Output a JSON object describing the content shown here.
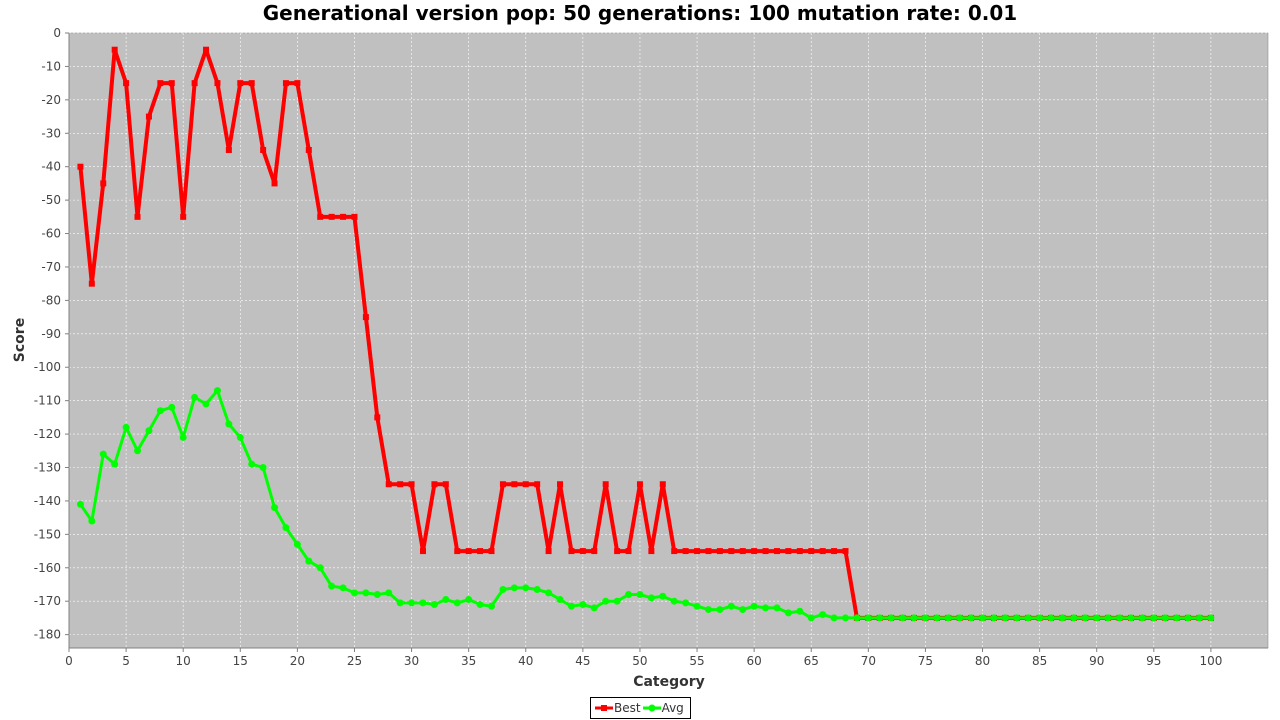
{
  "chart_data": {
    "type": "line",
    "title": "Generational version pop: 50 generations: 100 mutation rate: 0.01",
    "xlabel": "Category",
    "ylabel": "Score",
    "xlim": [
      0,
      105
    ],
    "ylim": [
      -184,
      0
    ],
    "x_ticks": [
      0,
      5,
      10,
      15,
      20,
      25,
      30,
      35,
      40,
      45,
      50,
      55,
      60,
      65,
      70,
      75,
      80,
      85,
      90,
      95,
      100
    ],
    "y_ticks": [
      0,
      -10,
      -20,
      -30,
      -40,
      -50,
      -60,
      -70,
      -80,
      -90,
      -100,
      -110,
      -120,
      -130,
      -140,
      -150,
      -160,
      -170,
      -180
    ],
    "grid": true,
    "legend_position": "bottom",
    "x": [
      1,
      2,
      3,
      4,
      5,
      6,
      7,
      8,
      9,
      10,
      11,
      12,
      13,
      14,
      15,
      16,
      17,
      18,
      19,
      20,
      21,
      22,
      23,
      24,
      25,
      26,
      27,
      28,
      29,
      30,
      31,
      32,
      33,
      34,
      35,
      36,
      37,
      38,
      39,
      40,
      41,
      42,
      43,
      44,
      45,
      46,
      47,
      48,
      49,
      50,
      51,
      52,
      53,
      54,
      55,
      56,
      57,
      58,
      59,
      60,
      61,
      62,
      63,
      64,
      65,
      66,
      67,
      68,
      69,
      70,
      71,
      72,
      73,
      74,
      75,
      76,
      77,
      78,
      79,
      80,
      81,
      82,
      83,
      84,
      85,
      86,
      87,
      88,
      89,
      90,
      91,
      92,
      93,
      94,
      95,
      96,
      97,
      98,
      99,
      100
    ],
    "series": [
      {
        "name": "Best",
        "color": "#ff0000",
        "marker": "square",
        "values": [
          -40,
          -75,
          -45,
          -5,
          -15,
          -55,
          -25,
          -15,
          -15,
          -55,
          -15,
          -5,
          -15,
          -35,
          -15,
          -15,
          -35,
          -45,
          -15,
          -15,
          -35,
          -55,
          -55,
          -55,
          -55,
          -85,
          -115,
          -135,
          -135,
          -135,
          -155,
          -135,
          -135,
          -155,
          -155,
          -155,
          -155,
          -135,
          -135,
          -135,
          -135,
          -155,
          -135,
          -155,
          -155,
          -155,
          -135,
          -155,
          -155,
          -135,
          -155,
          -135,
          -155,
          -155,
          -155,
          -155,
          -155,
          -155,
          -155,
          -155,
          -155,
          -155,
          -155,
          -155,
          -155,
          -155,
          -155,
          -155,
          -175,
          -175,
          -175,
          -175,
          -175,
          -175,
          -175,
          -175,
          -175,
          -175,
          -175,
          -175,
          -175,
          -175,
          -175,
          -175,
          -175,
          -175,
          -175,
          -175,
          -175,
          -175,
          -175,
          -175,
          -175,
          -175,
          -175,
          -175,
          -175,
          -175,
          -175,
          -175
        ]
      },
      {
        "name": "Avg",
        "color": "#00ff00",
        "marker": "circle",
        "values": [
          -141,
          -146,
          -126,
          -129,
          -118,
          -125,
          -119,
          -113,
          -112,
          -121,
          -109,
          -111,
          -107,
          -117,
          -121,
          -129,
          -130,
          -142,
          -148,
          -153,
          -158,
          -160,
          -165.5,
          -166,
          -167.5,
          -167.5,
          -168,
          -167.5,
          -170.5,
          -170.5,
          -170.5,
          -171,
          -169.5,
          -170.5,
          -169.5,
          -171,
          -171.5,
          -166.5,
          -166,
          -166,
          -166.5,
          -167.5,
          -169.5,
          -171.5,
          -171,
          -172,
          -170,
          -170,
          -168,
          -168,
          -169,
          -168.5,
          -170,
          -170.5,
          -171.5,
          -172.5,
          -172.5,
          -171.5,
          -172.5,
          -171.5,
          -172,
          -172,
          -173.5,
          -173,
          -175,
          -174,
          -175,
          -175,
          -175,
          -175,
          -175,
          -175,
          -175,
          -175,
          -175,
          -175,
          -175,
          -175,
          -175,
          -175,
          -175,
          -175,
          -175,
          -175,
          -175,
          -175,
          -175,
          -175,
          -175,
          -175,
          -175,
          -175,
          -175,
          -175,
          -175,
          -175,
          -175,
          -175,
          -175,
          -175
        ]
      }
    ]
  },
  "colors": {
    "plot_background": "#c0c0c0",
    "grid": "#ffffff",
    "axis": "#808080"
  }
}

----------------

Print the complete listing exactly, apart from any pictures.

Output a JSON object describing the content shown here.
{
  "chart_data": {
    "type": "line",
    "title": "Generational version pop: 50 generations: 100 mutation rate: 0.01",
    "xlabel": "Category",
    "ylabel": "Score",
    "xlim": [
      0,
      105
    ],
    "ylim": [
      -184,
      0
    ],
    "x_ticks": [
      0,
      5,
      10,
      15,
      20,
      25,
      30,
      35,
      40,
      45,
      50,
      55,
      60,
      65,
      70,
      75,
      80,
      85,
      90,
      95,
      100
    ],
    "y_ticks": [
      0,
      -10,
      -20,
      -30,
      -40,
      -50,
      -60,
      -70,
      -80,
      -90,
      -100,
      -110,
      -120,
      -130,
      -140,
      -150,
      -160,
      -170,
      -180
    ],
    "grid": true,
    "legend_position": "bottom",
    "x": [
      1,
      2,
      3,
      4,
      5,
      6,
      7,
      8,
      9,
      10,
      11,
      12,
      13,
      14,
      15,
      16,
      17,
      18,
      19,
      20,
      21,
      22,
      23,
      24,
      25,
      26,
      27,
      28,
      29,
      30,
      31,
      32,
      33,
      34,
      35,
      36,
      37,
      38,
      39,
      40,
      41,
      42,
      43,
      44,
      45,
      46,
      47,
      48,
      49,
      50,
      51,
      52,
      53,
      54,
      55,
      56,
      57,
      58,
      59,
      60,
      61,
      62,
      63,
      64,
      65,
      66,
      67,
      68,
      69,
      70,
      71,
      72,
      73,
      74,
      75,
      76,
      77,
      78,
      79,
      80,
      81,
      82,
      83,
      84,
      85,
      86,
      87,
      88,
      89,
      90,
      91,
      92,
      93,
      94,
      95,
      96,
      97,
      98,
      99,
      100
    ],
    "series": [
      {
        "name": "Best",
        "color": "#ff0000",
        "marker": "square",
        "values": [
          -40,
          -75,
          -45,
          -5,
          -15,
          -55,
          -25,
          -15,
          -15,
          -55,
          -15,
          -5,
          -15,
          -35,
          -15,
          -15,
          -35,
          -45,
          -15,
          -15,
          -35,
          -55,
          -55,
          -55,
          -55,
          -85,
          -115,
          -135,
          -135,
          -135,
          -155,
          -135,
          -135,
          -155,
          -155,
          -155,
          -155,
          -135,
          -135,
          -135,
          -135,
          -155,
          -135,
          -155,
          -155,
          -155,
          -135,
          -155,
          -155,
          -135,
          -155,
          -135,
          -155,
          -155,
          -155,
          -155,
          -155,
          -155,
          -155,
          -155,
          -155,
          -155,
          -155,
          -155,
          -155,
          -155,
          -155,
          -155,
          -175,
          -175,
          -175,
          -175,
          -175,
          -175,
          -175,
          -175,
          -175,
          -175,
          -175,
          -175,
          -175,
          -175,
          -175,
          -175,
          -175,
          -175,
          -175,
          -175,
          -175,
          -175,
          -175,
          -175,
          -175,
          -175,
          -175,
          -175,
          -175,
          -175,
          -175,
          -175
        ]
      },
      {
        "name": "Avg",
        "color": "#00ff00",
        "marker": "circle",
        "values": [
          -141,
          -146,
          -126,
          -129,
          -118,
          -125,
          -119,
          -113,
          -112,
          -121,
          -109,
          -111,
          -107,
          -117,
          -121,
          -129,
          -130,
          -142,
          -148,
          -153,
          -158,
          -160,
          -165.5,
          -166,
          -167.5,
          -167.5,
          -168,
          -167.5,
          -170.5,
          -170.5,
          -170.5,
          -171,
          -169.5,
          -170.5,
          -169.5,
          -171,
          -171.5,
          -166.5,
          -166,
          -166,
          -166.5,
          -167.5,
          -169.5,
          -171.5,
          -171,
          -172,
          -170,
          -170,
          -168,
          -168,
          -169,
          -168.5,
          -170,
          -170.5,
          -171.5,
          -172.5,
          -172.5,
          -171.5,
          -172.5,
          -171.5,
          -172,
          -172,
          -173.5,
          -173,
          -175,
          -174,
          -175,
          -175,
          -175,
          -175,
          -175,
          -175,
          -175,
          -175,
          -175,
          -175,
          -175,
          -175,
          -175,
          -175,
          -175,
          -175,
          -175,
          -175,
          -175,
          -175,
          -175,
          -175,
          -175,
          -175,
          -175,
          -175,
          -175,
          -175,
          -175,
          -175,
          -175,
          -175,
          -175,
          -175
        ]
      }
    ]
  },
  "colors": {
    "plot_background": "#c0c0c0",
    "grid": "#ffffff",
    "axis": "#808080"
  }
}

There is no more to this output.